• **TASK BRIEF**:
Give back every line exactly as it appears, pictures excluded.

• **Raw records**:

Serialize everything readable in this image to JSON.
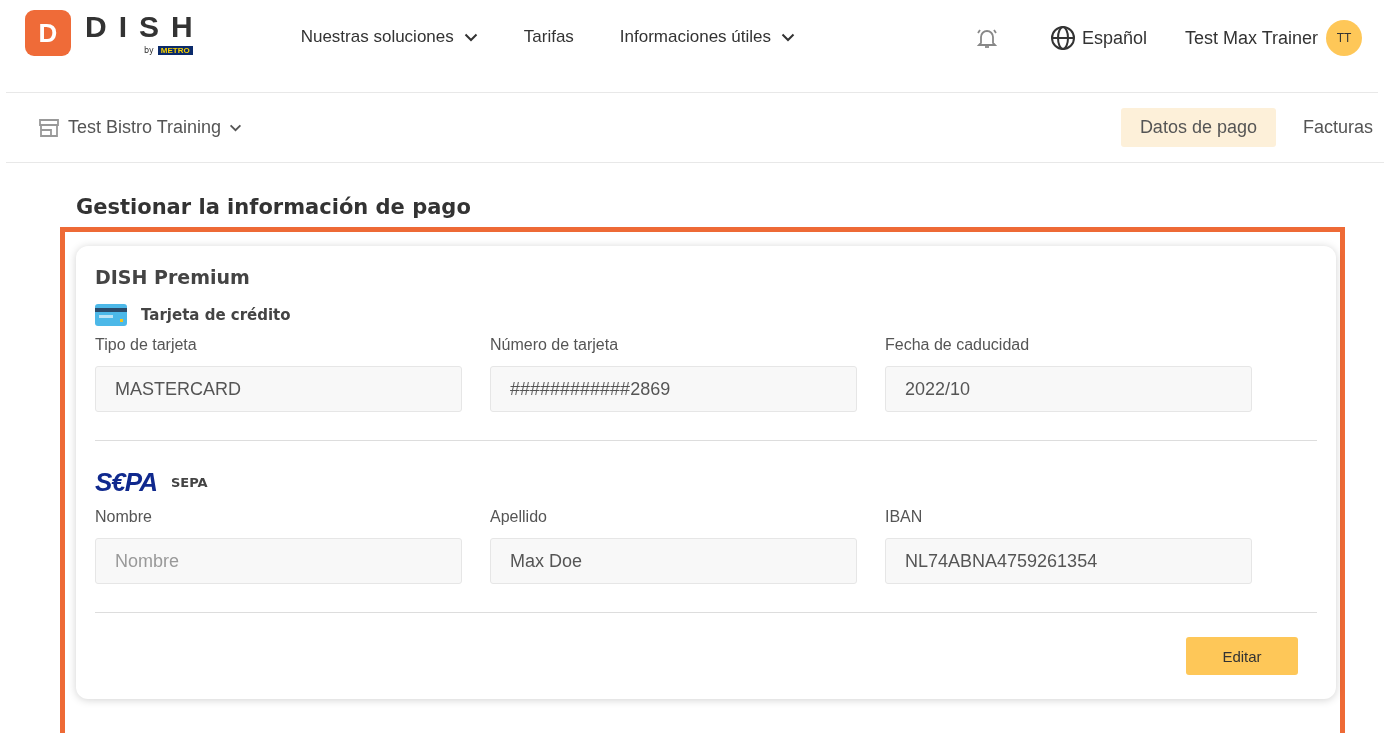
{
  "header": {
    "logo": {
      "letter": "D",
      "name": "DISH",
      "by": "by",
      "partner": "METRO"
    },
    "nav": [
      {
        "label": "Nuestras soluciones",
        "dropdown": true
      },
      {
        "label": "Tarifas",
        "dropdown": false
      },
      {
        "label": "Informaciones útiles",
        "dropdown": true
      }
    ],
    "language": "Español",
    "user": {
      "name": "Test Max Trainer",
      "initials": "TT"
    }
  },
  "subnav": {
    "store": "Test Bistro Training",
    "tabs": [
      {
        "label": "Datos de pago",
        "selected": true
      },
      {
        "label": "Facturas",
        "selected": false
      }
    ]
  },
  "page_title": "Gestionar la información de pago",
  "card": {
    "title": "DISH Premium",
    "sections": [
      {
        "kind": "card",
        "title": "Tarjeta de crédito",
        "fields": [
          {
            "label": "Tipo de tarjeta",
            "value": "MASTERCARD"
          },
          {
            "label": "Número de tarjeta",
            "value": "############2869"
          },
          {
            "label": "Fecha de caducidad",
            "value": "2022/10"
          }
        ]
      },
      {
        "kind": "sepa",
        "logo": "S€PA",
        "title": "SEPA",
        "fields": [
          {
            "label": "Nombre",
            "placeholder": "Nombre"
          },
          {
            "label": "Apellido",
            "value": "Max Doe"
          },
          {
            "label": "IBAN",
            "value": "NL74ABNA4759261354"
          }
        ]
      }
    ],
    "button": "Editar"
  }
}
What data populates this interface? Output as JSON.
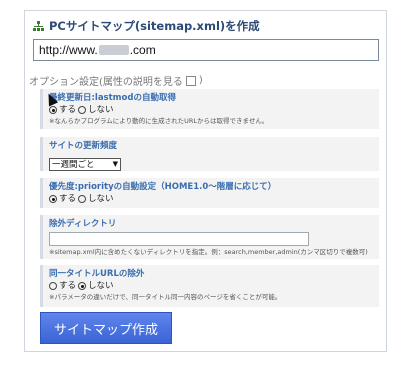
{
  "header": {
    "title": "PCサイトマップ(sitemap.xml)を作成"
  },
  "url": {
    "prefix": "http://www.",
    "suffix": ".com"
  },
  "options_link": "オプション設定(属性の説明を見る",
  "lastmod": {
    "label": "最終更新日:lastmodの自動取得",
    "on_label": "する",
    "off_label": "しない",
    "selected": "on",
    "note": "※なんらかプログラムにより動的に生成されたURLからは取得できません。"
  },
  "changefreq": {
    "label": "サイトの更新頻度",
    "selected": "一週間ごと"
  },
  "priority": {
    "label": "優先度:priorityの自動設定（HOME1.0～階層に応じて）",
    "on_label": "する",
    "off_label": "しない",
    "selected": "on"
  },
  "exclude_dir": {
    "label": "除外ディレクトリ",
    "value": "",
    "note": "※sitemap.xml内に含めたくないディレクトリを指定。例：search,member,admin(カンマ区切りで複数可)"
  },
  "dup_title": {
    "label": "同一タイトルURLの除外",
    "on_label": "する",
    "off_label": "しない",
    "selected": "off",
    "note": "※パラメータの違いだけで、同一タイトル同一内容のページを省くことが可能。"
  },
  "submit_label": "サイトマップ作成",
  "colors": {
    "accent": "#3a63d6",
    "label": "#3a6db0",
    "title": "#2c4a78"
  }
}
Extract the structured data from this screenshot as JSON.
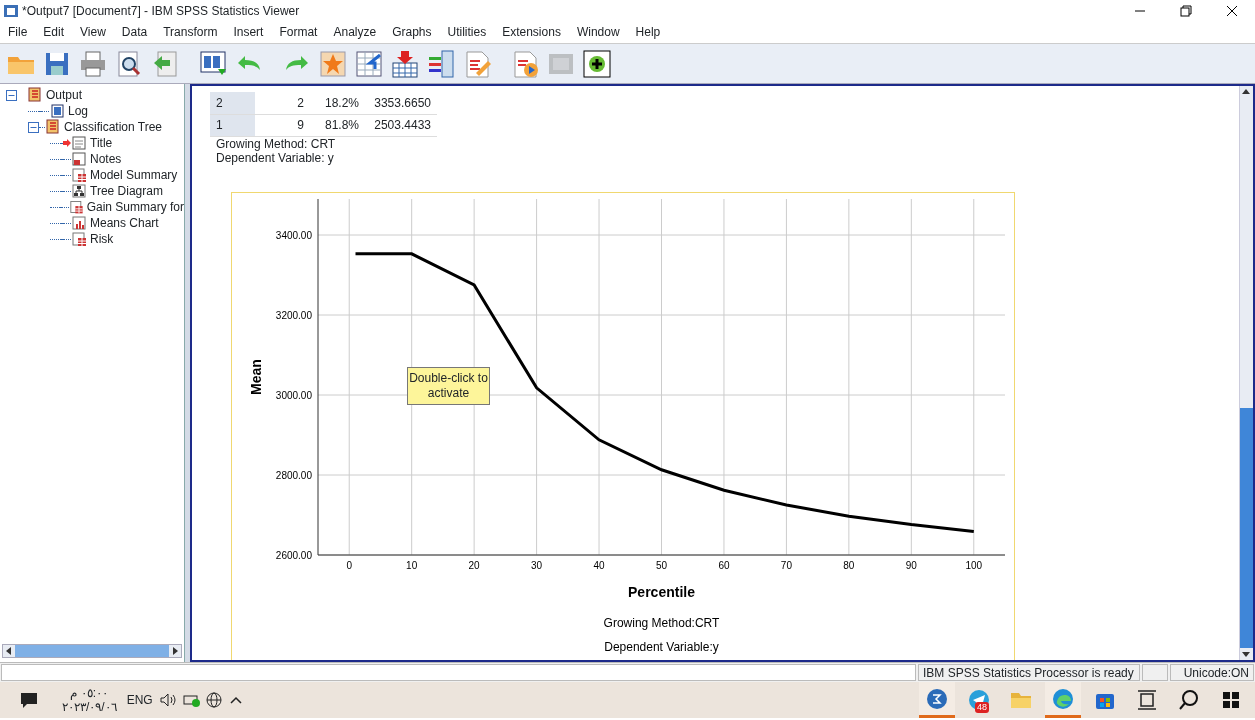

• **CORRECT OUTPUT**:
Serialize everything readable in this image to JSON.
{
  "header": {
    "logo": {
      "letter": "D",
      "name": "DISH",
      "by": "by",
      "partner": "METRO"
    },
    "nav": [
      {
        "label": "Nuestras soluciones",
        "dropdown": true
      },
      {
        "label": "Tarifas",
        "dropdown": false
      },
      {
        "label": "Informaciones útiles",
        "dropdown": true
      }
    ],
    "language": "Español",
    "user": {
      "name": "Test Max Trainer",
      "initials": "TT"
    }
  },
  "subnav": {
    "store": "Test Bistro Training",
    "tabs": [
      {
        "label": "Datos de pago",
        "selected": true
      },
      {
        "label": "Facturas",
        "selected": false
      }
    ]
  },
  "page_title": "Gestionar la información de pago",
  "card": {
    "title": "DISH Premium",
    "sections": [
      {
        "kind": "card",
        "title": "Tarjeta de crédito",
        "fields": [
          {
            "label": "Tipo de tarjeta",
            "value": "MASTERCARD"
          },
          {
            "label": "Número de tarjeta",
            "value": "############2869"
          },
          {
            "label": "Fecha de caducidad",
            "value": "2022/10"
          }
        ]
      },
      {
        "kind": "sepa",
        "logo": "S€PA",
        "title": "SEPA",
        "fields": [
          {
            "label": "Nombre",
            "placeholder": "Nombre"
          },
          {
            "label": "Apellido",
            "value": "Max Doe"
          },
          {
            "label": "IBAN",
            "value": "NL74ABNA4759261354"
          }
        ]
      }
    ],
    "button": "Editar"
  }
}
What data populates this interface? Output as JSON.
{
  "header": {
    "title": "PCサイトマップ(sitemap.xml)を作成"
  },
  "url": {
    "prefix": "http://www.",
    "suffix": ".com"
  },
  "options_link": "オプション設定(属性の説明を見る",
  "lastmod": {
    "label": "最終更新日:lastmodの自動取得",
    "on_label": "する",
    "off_label": "しない",
    "selected": "on",
    "note": "※なんらかプログラムにより動的に生成されたURLからは取得できません。"
  },
  "changefreq": {
    "label": "サイトの更新頻度",
    "selected": "一週間ごと"
  },
  "priority": {
    "label": "優先度:priorityの自動設定（HOME1.0～階層に応じて）",
    "on_label": "する",
    "off_label": "しない",
    "selected": "on"
  },
  "exclude_dir": {
    "label": "除外ディレクトリ",
    "value": "",
    "note": "※sitemap.xml内に含めたくないディレクトリを指定。例：search,member,admin(カンマ区切りで複数可)"
  },
  "dup_title": {
    "label": "同一タイトルURLの除外",
    "on_label": "する",
    "off_label": "しない",
    "selected": "off",
    "note": "※パラメータの違いだけで、同一タイトル同一内容のページを省くことが可能。"
  },
  "submit_label": "サイトマップ作成",
  "colors": {
    "accent": "#3a63d6",
    "label": "#3a6db0",
    "title": "#2c4a78"
  }
}
Extract the structured data from this screenshot as JSON.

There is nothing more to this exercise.